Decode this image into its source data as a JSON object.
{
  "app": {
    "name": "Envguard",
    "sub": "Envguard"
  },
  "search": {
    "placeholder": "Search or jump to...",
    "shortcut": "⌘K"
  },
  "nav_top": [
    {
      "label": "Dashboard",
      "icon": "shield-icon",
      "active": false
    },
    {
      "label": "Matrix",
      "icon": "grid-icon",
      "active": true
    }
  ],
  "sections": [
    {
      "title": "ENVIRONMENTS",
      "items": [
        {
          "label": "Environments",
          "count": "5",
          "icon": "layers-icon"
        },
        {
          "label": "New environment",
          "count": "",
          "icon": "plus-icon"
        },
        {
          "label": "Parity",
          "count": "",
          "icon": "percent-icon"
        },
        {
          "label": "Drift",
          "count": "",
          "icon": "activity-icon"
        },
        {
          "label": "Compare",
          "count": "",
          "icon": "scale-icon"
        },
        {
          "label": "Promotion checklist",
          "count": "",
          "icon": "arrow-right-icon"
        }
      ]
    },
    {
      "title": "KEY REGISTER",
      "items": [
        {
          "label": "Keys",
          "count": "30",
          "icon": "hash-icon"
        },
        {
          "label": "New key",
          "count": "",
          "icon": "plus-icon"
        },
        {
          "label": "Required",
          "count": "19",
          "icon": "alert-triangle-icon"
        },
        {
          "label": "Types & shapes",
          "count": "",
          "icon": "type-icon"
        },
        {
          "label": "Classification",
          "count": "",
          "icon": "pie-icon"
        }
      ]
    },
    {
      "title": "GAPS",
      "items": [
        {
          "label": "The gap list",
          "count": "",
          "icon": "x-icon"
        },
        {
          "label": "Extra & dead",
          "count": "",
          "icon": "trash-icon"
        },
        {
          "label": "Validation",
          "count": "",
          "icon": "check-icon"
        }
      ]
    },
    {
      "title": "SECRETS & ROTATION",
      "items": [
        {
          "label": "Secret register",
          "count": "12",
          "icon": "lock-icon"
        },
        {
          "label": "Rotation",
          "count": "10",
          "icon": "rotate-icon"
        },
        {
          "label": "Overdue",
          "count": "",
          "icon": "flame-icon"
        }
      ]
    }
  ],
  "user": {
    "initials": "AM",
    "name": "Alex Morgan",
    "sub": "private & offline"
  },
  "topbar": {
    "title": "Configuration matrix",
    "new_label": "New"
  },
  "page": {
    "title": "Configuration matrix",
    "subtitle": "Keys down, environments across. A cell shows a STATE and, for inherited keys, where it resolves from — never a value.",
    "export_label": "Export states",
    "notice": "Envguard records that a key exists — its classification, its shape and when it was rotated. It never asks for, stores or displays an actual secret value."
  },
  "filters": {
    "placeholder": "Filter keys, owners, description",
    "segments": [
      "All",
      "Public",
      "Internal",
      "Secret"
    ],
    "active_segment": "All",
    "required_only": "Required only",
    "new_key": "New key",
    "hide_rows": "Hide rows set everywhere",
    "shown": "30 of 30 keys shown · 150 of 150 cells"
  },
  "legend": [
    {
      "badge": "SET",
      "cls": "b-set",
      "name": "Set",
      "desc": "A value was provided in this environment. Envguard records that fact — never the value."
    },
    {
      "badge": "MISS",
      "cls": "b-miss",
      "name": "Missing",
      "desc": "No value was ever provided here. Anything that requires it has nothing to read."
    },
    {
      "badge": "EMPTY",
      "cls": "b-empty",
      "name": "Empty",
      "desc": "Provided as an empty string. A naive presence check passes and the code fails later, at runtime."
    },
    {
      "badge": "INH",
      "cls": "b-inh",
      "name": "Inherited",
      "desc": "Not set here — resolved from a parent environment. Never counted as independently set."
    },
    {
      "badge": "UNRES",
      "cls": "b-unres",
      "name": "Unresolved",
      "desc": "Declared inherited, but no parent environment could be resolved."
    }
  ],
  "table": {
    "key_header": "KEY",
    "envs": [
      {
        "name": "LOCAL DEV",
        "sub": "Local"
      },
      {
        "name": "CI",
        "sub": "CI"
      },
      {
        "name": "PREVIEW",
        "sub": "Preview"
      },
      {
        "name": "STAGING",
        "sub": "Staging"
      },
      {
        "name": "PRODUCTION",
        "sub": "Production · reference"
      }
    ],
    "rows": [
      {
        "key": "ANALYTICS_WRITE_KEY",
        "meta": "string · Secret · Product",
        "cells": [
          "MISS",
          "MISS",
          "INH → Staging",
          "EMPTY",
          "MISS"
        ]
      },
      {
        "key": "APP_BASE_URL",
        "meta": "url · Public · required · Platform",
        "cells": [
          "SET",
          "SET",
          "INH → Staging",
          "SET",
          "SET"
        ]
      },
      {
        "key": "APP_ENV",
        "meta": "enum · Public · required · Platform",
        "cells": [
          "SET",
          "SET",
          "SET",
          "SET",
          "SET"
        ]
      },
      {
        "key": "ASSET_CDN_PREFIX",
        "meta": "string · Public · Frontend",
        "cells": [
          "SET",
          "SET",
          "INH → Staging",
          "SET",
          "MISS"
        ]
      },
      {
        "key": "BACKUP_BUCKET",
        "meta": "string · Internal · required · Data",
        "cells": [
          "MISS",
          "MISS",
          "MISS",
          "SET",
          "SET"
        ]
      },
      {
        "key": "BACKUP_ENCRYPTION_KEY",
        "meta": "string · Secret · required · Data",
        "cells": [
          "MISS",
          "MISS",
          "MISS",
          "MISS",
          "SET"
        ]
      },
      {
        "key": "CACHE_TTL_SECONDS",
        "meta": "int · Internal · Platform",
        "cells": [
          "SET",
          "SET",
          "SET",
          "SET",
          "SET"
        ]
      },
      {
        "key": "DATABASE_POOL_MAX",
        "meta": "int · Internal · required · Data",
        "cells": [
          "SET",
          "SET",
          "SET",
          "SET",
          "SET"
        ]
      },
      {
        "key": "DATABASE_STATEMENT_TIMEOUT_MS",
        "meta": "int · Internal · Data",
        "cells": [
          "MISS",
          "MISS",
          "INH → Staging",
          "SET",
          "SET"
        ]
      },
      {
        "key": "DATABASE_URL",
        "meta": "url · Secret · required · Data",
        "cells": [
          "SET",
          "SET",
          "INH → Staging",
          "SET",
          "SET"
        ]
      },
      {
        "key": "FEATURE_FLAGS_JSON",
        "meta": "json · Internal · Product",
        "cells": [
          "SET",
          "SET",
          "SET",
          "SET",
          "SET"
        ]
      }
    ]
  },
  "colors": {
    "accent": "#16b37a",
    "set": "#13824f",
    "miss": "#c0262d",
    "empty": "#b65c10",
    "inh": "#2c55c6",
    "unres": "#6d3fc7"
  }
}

---------------

Goal of the exercise: Return only the number of lines in the data that hold the string "records".

Answer for the task: 2